**Task to carry out:**
Exact reproduction of the data is required, with images excluded.
______________________________
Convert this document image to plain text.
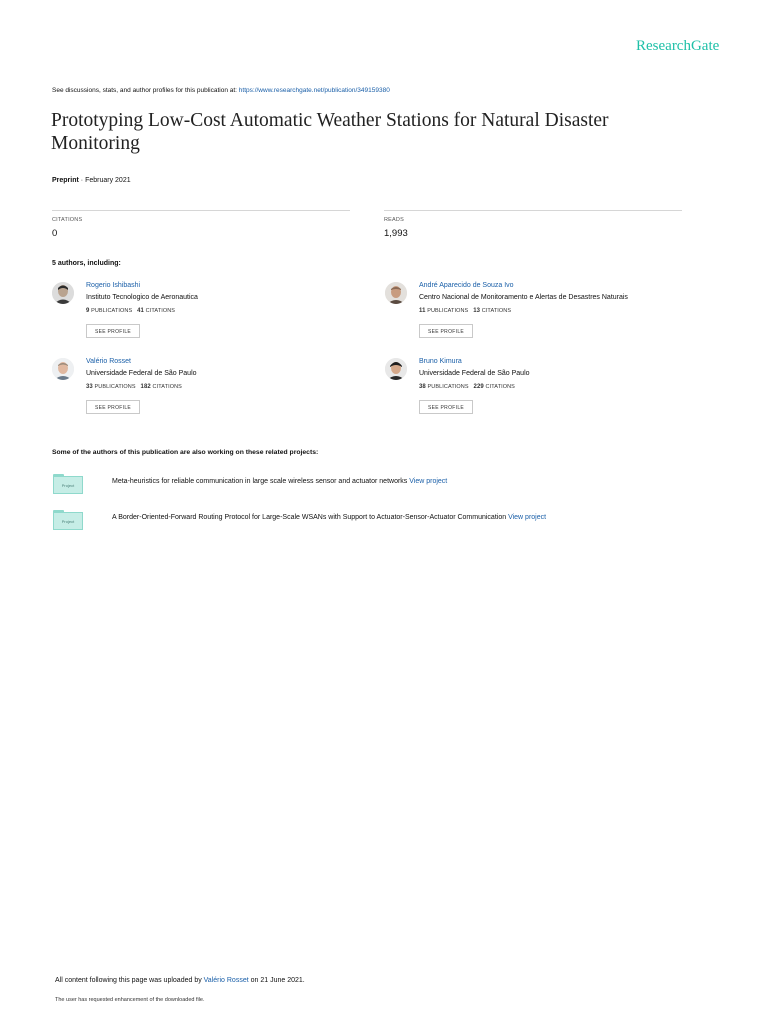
ResearchGate
See discussions, stats, and author profiles for this publication at: https://www.researchgate.net/publication/349159380
Prototyping Low-Cost Automatic Weather Stations for Natural Disaster Monitoring
Preprint · February 2021
CITATIONS
0
READS
1,993
5 authors, including:
Rogerio Ishibashi
Instituto Tecnologico de Aeronautica
9 PUBLICATIONS 41 CITATIONS
SEE PROFILE
André Aparecido de Souza Ivo
Centro Nacional de Monitoramento e Alertas de Desastres Naturais
11 PUBLICATIONS 13 CITATIONS
SEE PROFILE
Valério Rosset
Universidade Federal de São Paulo
33 PUBLICATIONS 182 CITATIONS
SEE PROFILE
Bruno Kimura
Universidade Federal de São Paulo
38 PUBLICATIONS 229 CITATIONS
SEE PROFILE
Some of the authors of this publication are also working on these related projects:
Project
Meta-heuristics for reliable communication in large scale wireless sensor and actuator networks View project
Project
A Border-Oriented-Forward Routing Protocol for Large-Scale WSANs with Support to Actuator-Sensor-Actuator Communication View project
All content following this page was uploaded by Valério Rosset on 21 June 2021.
The user has requested enhancement of the downloaded file.
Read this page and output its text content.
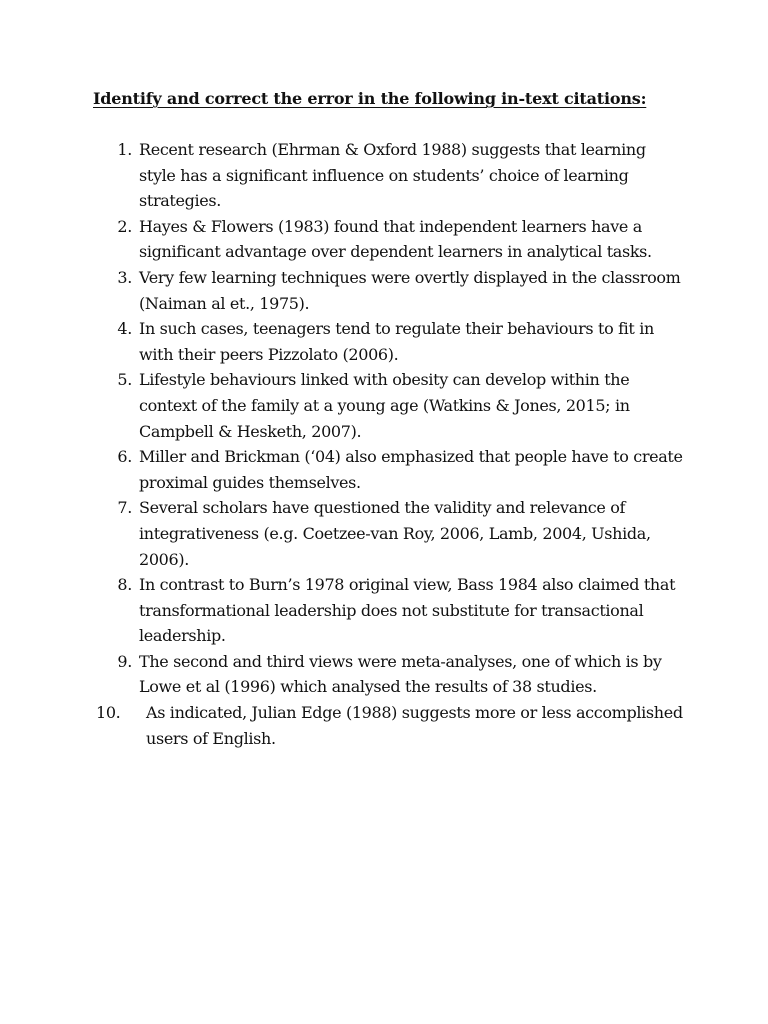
Identify and correct the error in the following in-text citations:
1. Recent research (Ehrman & Oxford 1988) suggests that learning style has a significant influence on students’ choice of learning strategies.
2. Hayes & Flowers (1983) found that independent learners have a significant advantage over dependent learners in analytical tasks.
3. Very few learning techniques were overtly displayed in the classroom (Naiman al et., 1975).
4. In such cases, teenagers tend to regulate their behaviours to fit in with their peers Pizzolato (2006).
5. Lifestyle behaviours linked with obesity can develop within the context of the family at a young age (Watkins & Jones, 2015; in Campbell & Hesketh, 2007).
6. Miller and Brickman (‘04) also emphasized that people have to create proximal guides themselves.
7. Several scholars have questioned the validity and relevance of integrativeness (e.g. Coetzee-van Roy, 2006, Lamb, 2004, Ushida, 2006).
8. In contrast to Burn’s 1978 original view, Bass 1984 also claimed that transformational leadership does not substitute for transactional leadership.
9. The second and third views were meta-analyses, one of which is by Lowe et al (1996) which analysed the results of 38 studies.
10.	As indicated, Julian Edge (1988) suggests more or less accomplished users of English.
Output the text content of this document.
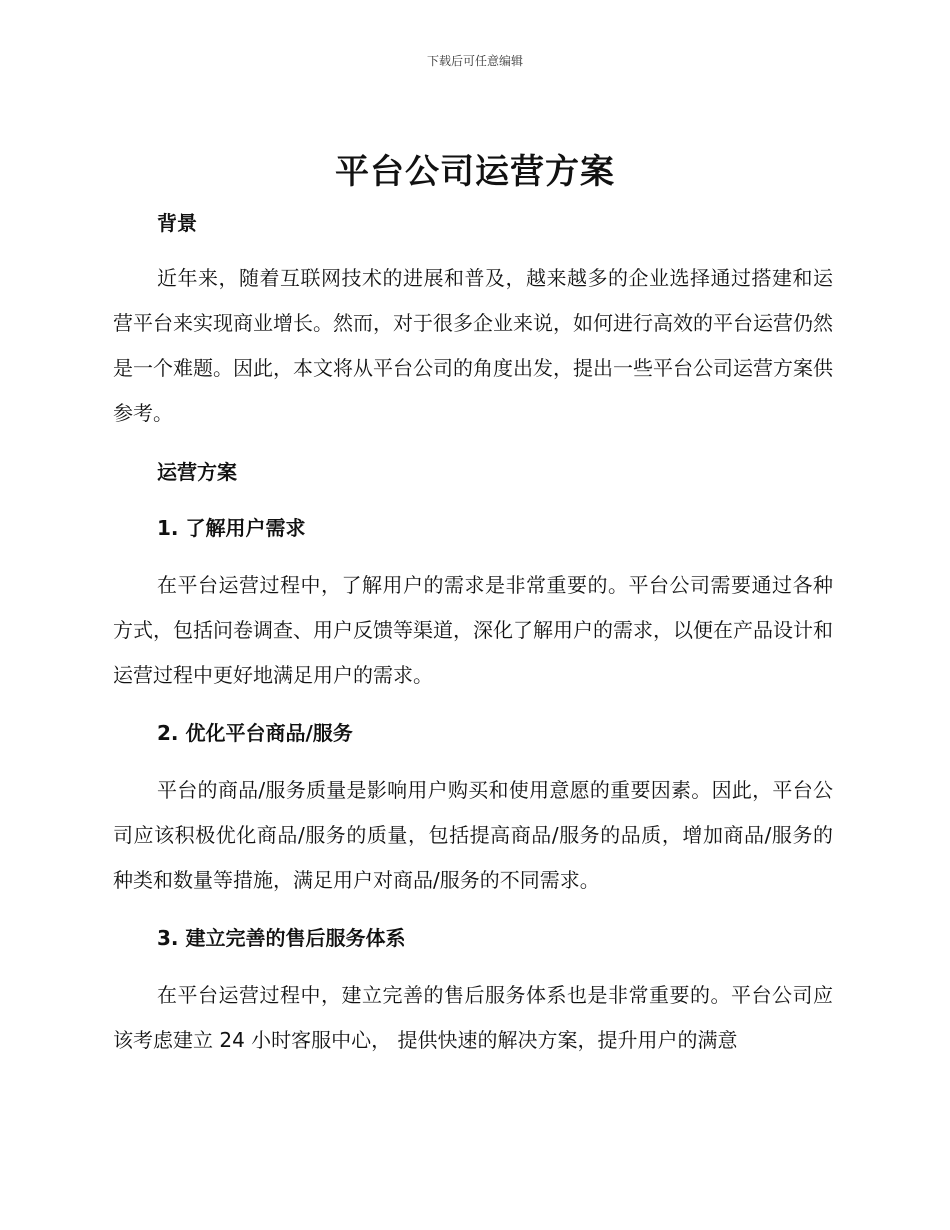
下载后可任意编辑
平台公司运营方案
背景

近年来，随着互联网技术的进展和普及，越来越多的企业选择通过搭建和运营平台来实现商业增长。然而，对于很多企业来说，如何进行高效的平台运营仍然是一个难题。因此，本文将从平台公司的角度出发，提出一些平台公司运营方案供参考。

运营方案
1. 了解用户需求

在平台运营过程中，了解用户的需求是非常重要的。平台公司需要通过各种方式，包括问卷调查、用户反馈等渠道，深化了解用户的需求，以便在产品设计和运营过程中更好地满足用户的需求。

2. 优化平台商品/服务

平台的商品/服务质量是影响用户购买和使用意愿的重要因素。因此，平台公司应该积极优化商品/服务的质量，包括提高商品/服务的品质，增加商品/服务的种类和数量等措施，满足用户对商品/服务的不同需求。

3. 建立完善的售后服务体系

在平台运营过程中，建立完善的售后服务体系也是非常重要的。平台公司应该考虑建立 24 小时客服中心， 提供快速的解决方案，提升用户的满意
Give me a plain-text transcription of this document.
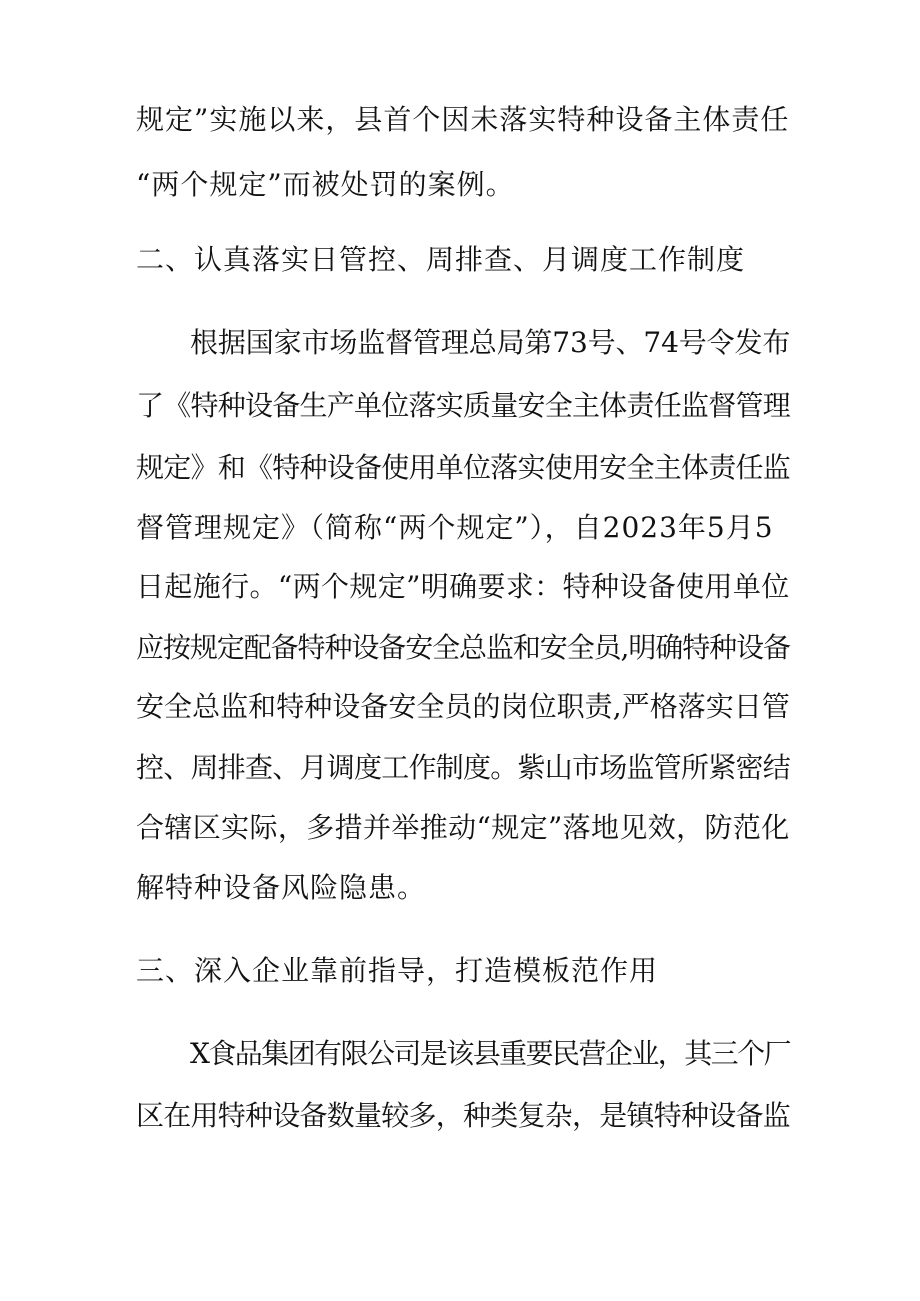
规定”实施以来，县首个因未落实特种设备主体责任
“两个规定”而被处罚的案例。
二、认真落实日管控、周排查、月调度工作制度
根据国家市场监督管理总局第73号、74号令发布
了《特种设备生产单位落实质量安全主体责任监督管理
规定》和《特种设备使用单位落实使用安全主体责任监
督管理规定》（简称“两个规定”），自2023年5月5
日起施行。“两个规定”明确要求：特种设备使用单位
应按规定配备特种设备安全总监和安全员,明确特种设备
安全总监和特种设备安全员的岗位职责,严格落实日管
控、周排查、月调度工作制度。紫山市场监管所紧密结
合辖区实际，多措并举推动“规定”落地见效，防范化
解特种设备风险隐患。
三、深入企业靠前指导，打造模板范作用
X食品集团有限公司是该县重要民营企业，其三个厂
区在用特种设备数量较多，种类复杂，是镇特种设备监
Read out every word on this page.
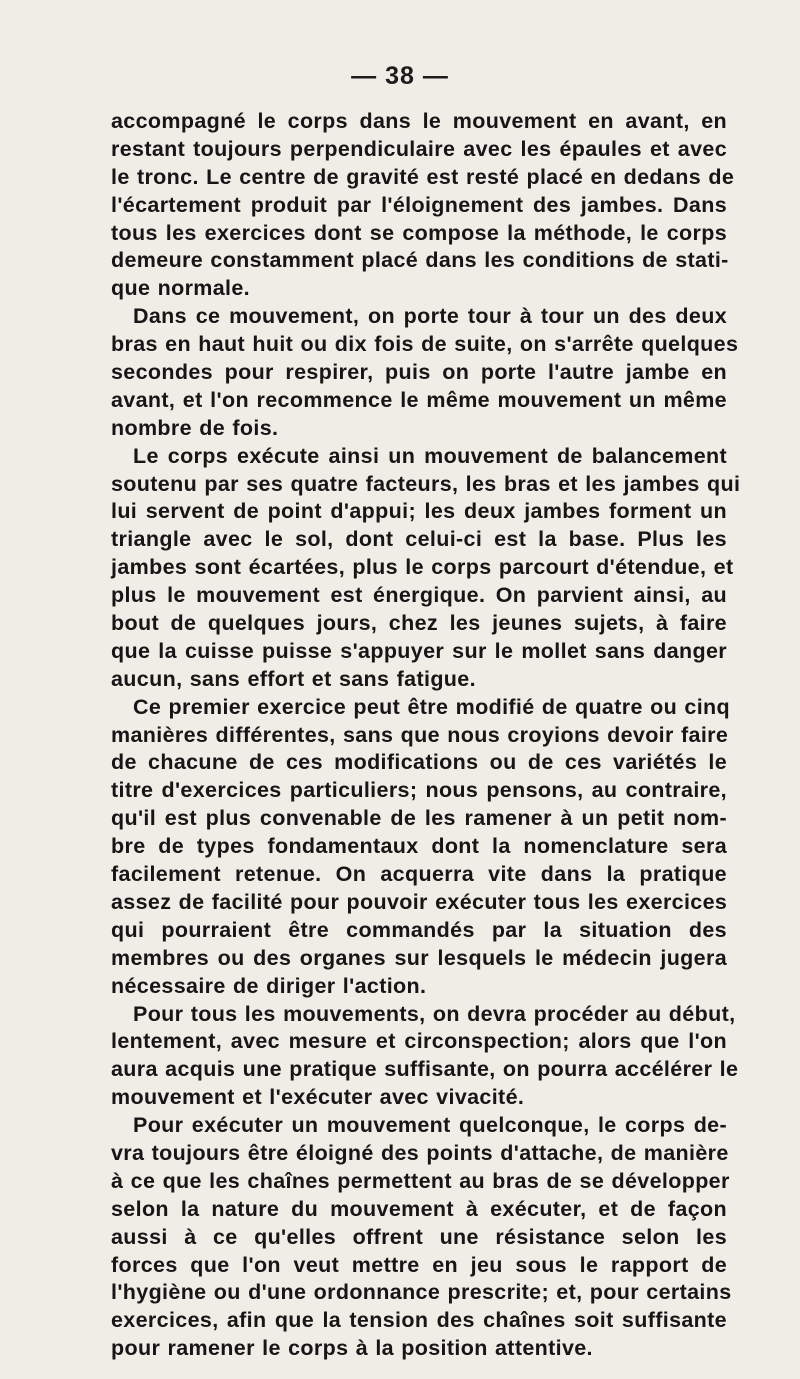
— 38 —
accompagné le corps dans le mouvement en avant, en
restant toujours perpendiculaire avec les épaules et avec
le tronc. Le centre de gravité est resté placé en dedans de
l'écartement produit par l'éloignement des jambes. Dans
tous les exercices dont se compose la méthode, le corps
demeure constamment placé dans les conditions de stati-
que normale.
Dans ce mouvement, on porte tour à tour un des deux
bras en haut huit ou dix fois de suite, on s'arrête quelques
secondes pour respirer, puis on porte l'autre jambe en
avant, et l'on recommence le même mouvement un même
nombre de fois.
Le corps exécute ainsi un mouvement de balancement
soutenu par ses quatre facteurs, les bras et les jambes qui
lui servent de point d'appui; les deux jambes forment un
triangle avec le sol, dont celui-ci est la base. Plus les
jambes sont écartées, plus le corps parcourt d'étendue, et
plus le mouvement est énergique. On parvient ainsi, au
bout de quelques jours, chez les jeunes sujets, à faire
que la cuisse puisse s'appuyer sur le mollet sans danger
aucun, sans effort et sans fatigue.
Ce premier exercice peut être modifié de quatre ou cinq
manières différentes, sans que nous croyions devoir faire
de chacune de ces modifications ou de ces variétés le
titre d'exercices particuliers; nous pensons, au contraire,
qu'il est plus convenable de les ramener à un petit nom-
bre de types fondamentaux dont la nomenclature sera
facilement retenue. On acquerra vite dans la pratique
assez de facilité pour pouvoir exécuter tous les exercices
qui pourraient être commandés par la situation des
membres ou des organes sur lesquels le médecin jugera
nécessaire de diriger l'action.
Pour tous les mouvements, on devra procéder au début,
lentement, avec mesure et circonspection; alors que l'on
aura acquis une pratique suffisante, on pourra accélérer le
mouvement et l'exécuter avec vivacité.
Pour exécuter un mouvement quelconque, le corps de-
vra toujours être éloigné des points d'attache, de manière
à ce que les chaînes permettent au bras de se développer
selon la nature du mouvement à exécuter, et de façon
aussi à ce qu'elles offrent une résistance selon les
forces que l'on veut mettre en jeu sous le rapport de
l'hygiène ou d'une ordonnance prescrite; et, pour certains
exercices, afin que la tension des chaînes soit suffisante
pour ramener le corps à la position attentive.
______________________________
**Answer to this exercise:**
Convert this document image to plain text.
ResearchGate
See discussions, stats, and author profiles for this publication at: https://www.researchgate.net/publication/349159380
Prototyping Low-Cost Automatic Weather Stations for Natural Disaster Monitoring
Preprint · February 2021
CITATIONS
0
READS
1,993
5 authors, including:
Rogerio Ishibashi
Instituto Tecnologico de Aeronautica
9 PUBLICATIONS 41 CITATIONS
SEE PROFILE
André Aparecido de Souza Ivo
Centro Nacional de Monitoramento e Alertas de Desastres Naturais
11 PUBLICATIONS 13 CITATIONS
SEE PROFILE
Valério Rosset
Universidade Federal de São Paulo
33 PUBLICATIONS 182 CITATIONS
SEE PROFILE
Bruno Kimura
Universidade Federal de São Paulo
38 PUBLICATIONS 229 CITATIONS
SEE PROFILE
Some of the authors of this publication are also working on these related projects:
Project
Meta-heuristics for reliable communication in large scale wireless sensor and actuator networks View project
Project
A Border-Oriented-Forward Routing Protocol for Large-Scale WSANs with Support to Actuator-Sensor-Actuator Communication View project
All content following this page was uploaded by Valério Rosset on 21 June 2021.
The user has requested enhancement of the downloaded file.
Read this page and output its text content.
Identify and correct the error in the following in-text citations:
1. Recent research (Ehrman & Oxford 1988) suggests that learning style has a significant influence on students’ choice of learning strategies.
2. Hayes & Flowers (1983) found that independent learners have a significant advantage over dependent learners in analytical tasks.
3. Very few learning techniques were overtly displayed in the classroom (Naiman al et., 1975).
4. In such cases, teenagers tend to regulate their behaviours to fit in with their peers Pizzolato (2006).
5. Lifestyle behaviours linked with obesity can develop within the context of the family at a young age (Watkins & Jones, 2015; in Campbell & Hesketh, 2007).
6. Miller and Brickman (‘04) also emphasized that people have to create proximal guides themselves.
7. Several scholars have questioned the validity and relevance of integrativeness (e.g. Coetzee-van Roy, 2006, Lamb, 2004, Ushida, 2006).
8. In contrast to Burn’s 1978 original view, Bass 1984 also claimed that transformational leadership does not substitute for transactional leadership.
9. The second and third views were meta-analyses, one of which is by Lowe et al (1996) which analysed the results of 38 studies.
10.	As indicated, Julian Edge (1988) suggests more or less accomplished users of English.
Output the text content of this document.
下载后可任意编辑
平台公司运营方案
背景

近年来，随着互联网技术的进展和普及，越来越多的企业选择通过搭建和运营平台来实现商业增长。然而，对于很多企业来说，如何进行高效的平台运营仍然是一个难题。因此，本文将从平台公司的角度出发，提出一些平台公司运营方案供参考。

运营方案
1. 了解用户需求

在平台运营过程中，了解用户的需求是非常重要的。平台公司需要通过各种方式，包括问卷调查、用户反馈等渠道，深化了解用户的需求，以便在产品设计和运营过程中更好地满足用户的需求。

2. 优化平台商品/服务

平台的商品/服务质量是影响用户购买和使用意愿的重要因素。因此，平台公司应该积极优化商品/服务的质量，包括提高商品/服务的品质，增加商品/服务的种类和数量等措施，满足用户对商品/服务的不同需求。

3. 建立完善的售后服务体系

在平台运营过程中，建立完善的售后服务体系也是非常重要的。平台公司应该考虑建立 24 小时客服中心， 提供快速的解决方案，提升用户的满意
Give me a plain-text transcription of this document.
规定”实施以来，县首个因未落实特种设备主体责任
“两个规定”而被处罚的案例。
二、认真落实日管控、周排查、月调度工作制度
根据国家市场监督管理总局第73号、74号令发布
了《特种设备生产单位落实质量安全主体责任监督管理
规定》和《特种设备使用单位落实使用安全主体责任监
督管理规定》（简称“两个规定”），自2023年5月5
日起施行。“两个规定”明确要求：特种设备使用单位
应按规定配备特种设备安全总监和安全员,明确特种设备
安全总监和特种设备安全员的岗位职责,严格落实日管
控、周排查、月调度工作制度。紫山市场监管所紧密结
合辖区实际，多措并举推动“规定”落地见效，防范化
解特种设备风险隐患。
三、深入企业靠前指导，打造模板范作用
X食品集团有限公司是该县重要民营企业，其三个厂
区在用特种设备数量较多，种类复杂，是镇特种设备监
Read out every word on this page.
— 38 —
accompagné le corps dans le mouvement en avant, en
restant toujours perpendiculaire avec les épaules et avec
le tronc. Le centre de gravité est resté placé en dedans de
l'écartement produit par l'éloignement des jambes. Dans
tous les exercices dont se compose la méthode, le corps
demeure constamment placé dans les conditions de stati-
que normale.
Dans ce mouvement, on porte tour à tour un des deux
bras en haut huit ou dix fois de suite, on s'arrête quelques
secondes pour respirer, puis on porte l'autre jambe en
avant, et l'on recommence le même mouvement un même
nombre de fois.
Le corps exécute ainsi un mouvement de balancement
soutenu par ses quatre facteurs, les bras et les jambes qui
lui servent de point d'appui; les deux jambes forment un
triangle avec le sol, dont celui-ci est la base. Plus les
jambes sont écartées, plus le corps parcourt d'étendue, et
plus le mouvement est énergique. On parvient ainsi, au
bout de quelques jours, chez les jeunes sujets, à faire
que la cuisse puisse s'appuyer sur le mollet sans danger
aucun, sans effort et sans fatigue.
Ce premier exercice peut être modifié de quatre ou cinq
manières différentes, sans que nous croyions devoir faire
de chacune de ces modifications ou de ces variétés le
titre d'exercices particuliers; nous pensons, au contraire,
qu'il est plus convenable de les ramener à un petit nom-
bre de types fondamentaux dont la nomenclature sera
facilement retenue. On acquerra vite dans la pratique
assez de facilité pour pouvoir exécuter tous les exercices
qui pourraient être commandés par la situation des
membres ou des organes sur lesquels le médecin jugera
nécessaire de diriger l'action.
Pour tous les mouvements, on devra procéder au début,
lentement, avec mesure et circonspection; alors que l'on
aura acquis une pratique suffisante, on pourra accélérer le
mouvement et l'exécuter avec vivacité.
Pour exécuter un mouvement quelconque, le corps de-
vra toujours être éloigné des points d'attache, de manière
à ce que les chaînes permettent au bras de se développer
selon la nature du mouvement à exécuter, et de façon
aussi à ce qu'elles offrent une résistance selon les
forces que l'on veut mettre en jeu sous le rapport de
l'hygiène ou d'une ordonnance prescrite; et, pour certains
exercices, afin que la tension des chaînes soit suffisante
pour ramener le corps à la position attentive.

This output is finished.